• **DESCRIPTION OF THE TASK**: Tally the lines in the records underneath that contain the string "وسلم", and state the figure by itself.

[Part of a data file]
————————

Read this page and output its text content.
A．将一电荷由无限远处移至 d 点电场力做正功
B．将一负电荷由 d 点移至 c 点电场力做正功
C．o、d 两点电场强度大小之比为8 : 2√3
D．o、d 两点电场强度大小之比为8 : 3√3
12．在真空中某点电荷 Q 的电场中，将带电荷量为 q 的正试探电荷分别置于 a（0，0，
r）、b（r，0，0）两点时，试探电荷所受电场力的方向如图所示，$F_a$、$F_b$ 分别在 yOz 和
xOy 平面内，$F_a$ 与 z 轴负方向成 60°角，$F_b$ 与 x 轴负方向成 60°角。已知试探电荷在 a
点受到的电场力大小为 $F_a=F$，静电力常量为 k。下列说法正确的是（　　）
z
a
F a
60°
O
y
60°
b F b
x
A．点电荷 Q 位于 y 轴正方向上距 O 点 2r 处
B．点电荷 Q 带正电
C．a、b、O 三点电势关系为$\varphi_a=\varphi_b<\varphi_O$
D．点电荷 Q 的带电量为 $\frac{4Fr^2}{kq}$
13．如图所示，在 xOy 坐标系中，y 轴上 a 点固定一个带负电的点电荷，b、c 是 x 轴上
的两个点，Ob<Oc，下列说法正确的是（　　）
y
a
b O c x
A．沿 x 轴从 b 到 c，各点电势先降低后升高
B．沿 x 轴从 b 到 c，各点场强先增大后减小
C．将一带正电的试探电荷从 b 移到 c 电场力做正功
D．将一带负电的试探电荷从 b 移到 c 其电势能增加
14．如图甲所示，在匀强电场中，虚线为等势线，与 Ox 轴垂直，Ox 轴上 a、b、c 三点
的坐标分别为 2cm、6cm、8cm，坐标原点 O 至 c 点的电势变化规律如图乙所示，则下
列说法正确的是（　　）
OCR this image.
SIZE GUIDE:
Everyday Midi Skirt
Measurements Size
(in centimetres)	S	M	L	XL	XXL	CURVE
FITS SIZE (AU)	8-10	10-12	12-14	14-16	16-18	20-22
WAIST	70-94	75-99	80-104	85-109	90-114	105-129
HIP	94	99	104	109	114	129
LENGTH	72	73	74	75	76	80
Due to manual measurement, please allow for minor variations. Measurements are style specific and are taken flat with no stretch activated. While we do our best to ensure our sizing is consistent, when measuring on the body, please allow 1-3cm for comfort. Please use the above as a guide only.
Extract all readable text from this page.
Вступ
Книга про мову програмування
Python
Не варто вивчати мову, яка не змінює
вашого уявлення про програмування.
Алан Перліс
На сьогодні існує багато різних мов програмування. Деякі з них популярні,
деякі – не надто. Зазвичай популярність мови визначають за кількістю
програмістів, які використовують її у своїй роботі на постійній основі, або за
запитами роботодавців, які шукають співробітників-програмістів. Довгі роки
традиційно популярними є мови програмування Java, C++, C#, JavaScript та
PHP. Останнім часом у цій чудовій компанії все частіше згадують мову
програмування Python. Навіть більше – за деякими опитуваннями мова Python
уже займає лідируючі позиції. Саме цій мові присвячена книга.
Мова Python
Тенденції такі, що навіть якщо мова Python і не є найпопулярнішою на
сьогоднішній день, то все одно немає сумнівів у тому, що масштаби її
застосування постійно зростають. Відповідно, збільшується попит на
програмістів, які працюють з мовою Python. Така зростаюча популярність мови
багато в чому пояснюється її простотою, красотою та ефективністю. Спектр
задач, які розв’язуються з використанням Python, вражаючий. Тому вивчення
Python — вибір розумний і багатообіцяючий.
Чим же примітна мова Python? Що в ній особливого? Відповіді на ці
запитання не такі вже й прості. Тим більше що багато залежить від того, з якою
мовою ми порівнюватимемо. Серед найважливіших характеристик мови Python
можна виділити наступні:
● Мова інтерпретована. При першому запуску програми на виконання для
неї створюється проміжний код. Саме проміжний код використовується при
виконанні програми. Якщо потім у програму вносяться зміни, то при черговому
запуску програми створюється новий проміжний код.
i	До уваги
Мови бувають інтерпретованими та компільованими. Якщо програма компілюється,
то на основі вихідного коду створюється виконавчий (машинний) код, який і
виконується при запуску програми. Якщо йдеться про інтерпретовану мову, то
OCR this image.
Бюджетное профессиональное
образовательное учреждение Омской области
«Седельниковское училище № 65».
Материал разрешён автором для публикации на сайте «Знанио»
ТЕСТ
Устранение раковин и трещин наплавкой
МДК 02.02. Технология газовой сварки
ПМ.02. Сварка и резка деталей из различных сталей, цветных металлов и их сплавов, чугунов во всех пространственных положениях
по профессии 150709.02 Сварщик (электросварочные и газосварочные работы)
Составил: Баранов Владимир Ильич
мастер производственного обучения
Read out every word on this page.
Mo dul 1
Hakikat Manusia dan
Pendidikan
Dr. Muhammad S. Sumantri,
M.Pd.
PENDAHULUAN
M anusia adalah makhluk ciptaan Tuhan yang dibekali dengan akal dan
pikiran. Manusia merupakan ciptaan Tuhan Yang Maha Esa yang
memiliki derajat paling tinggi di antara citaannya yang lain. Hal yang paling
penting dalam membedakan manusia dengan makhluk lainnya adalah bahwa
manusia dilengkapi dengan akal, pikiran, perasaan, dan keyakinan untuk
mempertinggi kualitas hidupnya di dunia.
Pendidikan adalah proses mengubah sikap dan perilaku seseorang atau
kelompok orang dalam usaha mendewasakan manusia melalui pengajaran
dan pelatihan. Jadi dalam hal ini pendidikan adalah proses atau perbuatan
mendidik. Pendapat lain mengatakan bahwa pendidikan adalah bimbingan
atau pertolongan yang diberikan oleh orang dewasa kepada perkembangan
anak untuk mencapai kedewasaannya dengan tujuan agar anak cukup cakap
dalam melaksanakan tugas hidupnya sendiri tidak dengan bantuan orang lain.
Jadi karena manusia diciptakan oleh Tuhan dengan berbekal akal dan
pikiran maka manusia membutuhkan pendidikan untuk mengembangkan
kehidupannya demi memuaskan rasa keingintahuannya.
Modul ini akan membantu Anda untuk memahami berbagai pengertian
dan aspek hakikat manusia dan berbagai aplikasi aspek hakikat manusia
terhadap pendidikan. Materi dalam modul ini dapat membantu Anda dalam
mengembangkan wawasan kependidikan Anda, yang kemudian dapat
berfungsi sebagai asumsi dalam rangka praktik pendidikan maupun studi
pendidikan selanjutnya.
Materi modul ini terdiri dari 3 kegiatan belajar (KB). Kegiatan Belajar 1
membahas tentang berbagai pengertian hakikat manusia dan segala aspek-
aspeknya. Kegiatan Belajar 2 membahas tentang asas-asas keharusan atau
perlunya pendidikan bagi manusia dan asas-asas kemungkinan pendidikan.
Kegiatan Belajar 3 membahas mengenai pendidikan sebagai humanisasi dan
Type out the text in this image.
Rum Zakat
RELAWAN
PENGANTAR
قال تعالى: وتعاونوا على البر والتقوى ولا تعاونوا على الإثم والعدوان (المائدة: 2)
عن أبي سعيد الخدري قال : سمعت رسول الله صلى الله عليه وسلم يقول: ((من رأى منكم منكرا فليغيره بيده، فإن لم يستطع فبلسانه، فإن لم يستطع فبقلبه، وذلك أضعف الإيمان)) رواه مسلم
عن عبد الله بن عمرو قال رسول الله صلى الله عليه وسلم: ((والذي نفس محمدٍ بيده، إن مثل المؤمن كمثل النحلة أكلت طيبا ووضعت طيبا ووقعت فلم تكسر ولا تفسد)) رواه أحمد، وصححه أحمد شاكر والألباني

————————

• **OUTPUT**: 2